What needs to be done: Some lines of these records may hold the word "Recommendations"; state how many, using only the number.

Collection entries
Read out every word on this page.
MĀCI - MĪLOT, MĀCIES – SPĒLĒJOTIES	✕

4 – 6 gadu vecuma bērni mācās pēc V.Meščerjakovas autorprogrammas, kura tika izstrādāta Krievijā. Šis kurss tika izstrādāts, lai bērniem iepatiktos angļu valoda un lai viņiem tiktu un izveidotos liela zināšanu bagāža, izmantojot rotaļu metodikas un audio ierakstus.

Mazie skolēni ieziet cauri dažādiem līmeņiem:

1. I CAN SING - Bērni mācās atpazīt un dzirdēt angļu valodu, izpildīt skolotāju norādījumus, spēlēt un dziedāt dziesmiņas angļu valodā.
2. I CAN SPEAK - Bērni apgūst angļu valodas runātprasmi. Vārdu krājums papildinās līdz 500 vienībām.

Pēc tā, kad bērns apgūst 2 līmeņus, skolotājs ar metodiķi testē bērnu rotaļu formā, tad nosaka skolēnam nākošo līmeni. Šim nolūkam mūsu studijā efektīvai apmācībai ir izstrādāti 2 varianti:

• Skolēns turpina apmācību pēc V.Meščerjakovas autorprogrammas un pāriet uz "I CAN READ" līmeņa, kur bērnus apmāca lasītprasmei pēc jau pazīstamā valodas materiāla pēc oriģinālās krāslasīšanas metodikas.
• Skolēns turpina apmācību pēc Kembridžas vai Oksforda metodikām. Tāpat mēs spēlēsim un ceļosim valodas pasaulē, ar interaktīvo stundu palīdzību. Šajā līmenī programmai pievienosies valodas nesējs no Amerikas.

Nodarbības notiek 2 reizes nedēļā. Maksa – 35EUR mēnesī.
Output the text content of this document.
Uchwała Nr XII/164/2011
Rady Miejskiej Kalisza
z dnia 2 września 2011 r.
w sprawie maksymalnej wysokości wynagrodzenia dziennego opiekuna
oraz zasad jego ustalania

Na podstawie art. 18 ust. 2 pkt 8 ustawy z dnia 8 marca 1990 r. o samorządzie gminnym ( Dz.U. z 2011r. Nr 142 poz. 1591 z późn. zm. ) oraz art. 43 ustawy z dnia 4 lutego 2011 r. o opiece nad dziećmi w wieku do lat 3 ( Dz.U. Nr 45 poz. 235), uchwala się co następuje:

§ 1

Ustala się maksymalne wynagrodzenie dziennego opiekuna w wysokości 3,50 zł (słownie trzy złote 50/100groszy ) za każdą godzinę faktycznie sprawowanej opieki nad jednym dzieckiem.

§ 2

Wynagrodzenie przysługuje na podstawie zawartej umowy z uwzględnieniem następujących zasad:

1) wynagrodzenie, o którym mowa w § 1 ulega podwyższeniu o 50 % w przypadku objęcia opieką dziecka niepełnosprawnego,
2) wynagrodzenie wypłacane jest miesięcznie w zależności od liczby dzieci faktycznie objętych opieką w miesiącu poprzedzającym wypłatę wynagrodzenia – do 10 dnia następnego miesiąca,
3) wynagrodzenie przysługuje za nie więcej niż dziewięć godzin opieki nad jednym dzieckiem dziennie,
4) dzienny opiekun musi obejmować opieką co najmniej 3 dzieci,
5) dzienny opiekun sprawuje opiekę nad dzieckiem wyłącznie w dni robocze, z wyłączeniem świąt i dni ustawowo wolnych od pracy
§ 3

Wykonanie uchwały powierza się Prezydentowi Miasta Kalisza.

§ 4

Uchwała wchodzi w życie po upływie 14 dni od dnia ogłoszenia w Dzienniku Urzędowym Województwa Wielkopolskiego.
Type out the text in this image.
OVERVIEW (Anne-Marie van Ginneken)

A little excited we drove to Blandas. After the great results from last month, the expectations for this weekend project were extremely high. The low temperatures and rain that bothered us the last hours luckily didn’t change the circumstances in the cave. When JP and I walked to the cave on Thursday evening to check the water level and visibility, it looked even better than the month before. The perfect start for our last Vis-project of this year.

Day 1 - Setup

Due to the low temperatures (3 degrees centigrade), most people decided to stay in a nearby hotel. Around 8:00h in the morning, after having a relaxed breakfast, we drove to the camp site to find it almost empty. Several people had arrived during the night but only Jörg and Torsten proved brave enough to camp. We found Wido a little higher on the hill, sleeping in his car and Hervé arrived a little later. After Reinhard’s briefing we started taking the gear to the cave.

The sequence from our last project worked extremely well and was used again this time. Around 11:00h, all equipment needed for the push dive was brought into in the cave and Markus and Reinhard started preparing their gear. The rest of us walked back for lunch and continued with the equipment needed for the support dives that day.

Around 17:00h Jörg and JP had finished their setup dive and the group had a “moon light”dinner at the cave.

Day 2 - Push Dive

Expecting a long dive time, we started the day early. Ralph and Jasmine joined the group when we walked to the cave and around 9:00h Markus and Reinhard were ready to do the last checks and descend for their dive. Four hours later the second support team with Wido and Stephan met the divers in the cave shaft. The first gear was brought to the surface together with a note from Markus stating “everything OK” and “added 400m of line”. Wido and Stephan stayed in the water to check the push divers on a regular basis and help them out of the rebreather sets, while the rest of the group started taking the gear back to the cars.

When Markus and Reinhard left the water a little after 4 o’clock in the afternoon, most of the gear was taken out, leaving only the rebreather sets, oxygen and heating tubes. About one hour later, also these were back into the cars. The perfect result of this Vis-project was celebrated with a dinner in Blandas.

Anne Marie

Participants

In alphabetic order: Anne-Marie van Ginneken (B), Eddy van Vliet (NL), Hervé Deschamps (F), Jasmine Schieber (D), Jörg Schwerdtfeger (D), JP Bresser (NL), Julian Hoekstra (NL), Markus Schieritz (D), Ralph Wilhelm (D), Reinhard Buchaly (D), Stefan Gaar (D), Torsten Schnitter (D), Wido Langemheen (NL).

---

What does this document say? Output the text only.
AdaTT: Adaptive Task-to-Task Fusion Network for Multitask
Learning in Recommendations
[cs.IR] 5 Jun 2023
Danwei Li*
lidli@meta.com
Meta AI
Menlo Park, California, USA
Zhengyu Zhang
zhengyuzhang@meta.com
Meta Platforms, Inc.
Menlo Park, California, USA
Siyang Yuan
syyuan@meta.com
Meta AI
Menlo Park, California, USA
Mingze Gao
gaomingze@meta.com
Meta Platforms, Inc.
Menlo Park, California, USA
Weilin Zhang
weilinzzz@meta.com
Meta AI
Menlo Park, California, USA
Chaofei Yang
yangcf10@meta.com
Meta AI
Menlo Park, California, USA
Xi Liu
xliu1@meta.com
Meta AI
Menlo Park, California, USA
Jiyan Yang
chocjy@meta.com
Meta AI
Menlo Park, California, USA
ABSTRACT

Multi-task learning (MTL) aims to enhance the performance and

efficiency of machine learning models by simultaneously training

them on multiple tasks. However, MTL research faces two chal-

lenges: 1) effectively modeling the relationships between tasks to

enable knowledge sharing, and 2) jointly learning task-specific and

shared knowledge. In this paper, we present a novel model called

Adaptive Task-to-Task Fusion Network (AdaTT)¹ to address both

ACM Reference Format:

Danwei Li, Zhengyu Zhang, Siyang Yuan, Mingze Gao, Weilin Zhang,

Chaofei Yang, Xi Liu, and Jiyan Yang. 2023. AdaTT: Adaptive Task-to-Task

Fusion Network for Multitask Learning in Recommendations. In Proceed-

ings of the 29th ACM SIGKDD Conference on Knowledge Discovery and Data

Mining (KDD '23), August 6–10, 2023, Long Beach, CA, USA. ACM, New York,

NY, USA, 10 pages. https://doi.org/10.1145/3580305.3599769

Answer for this exercise: 2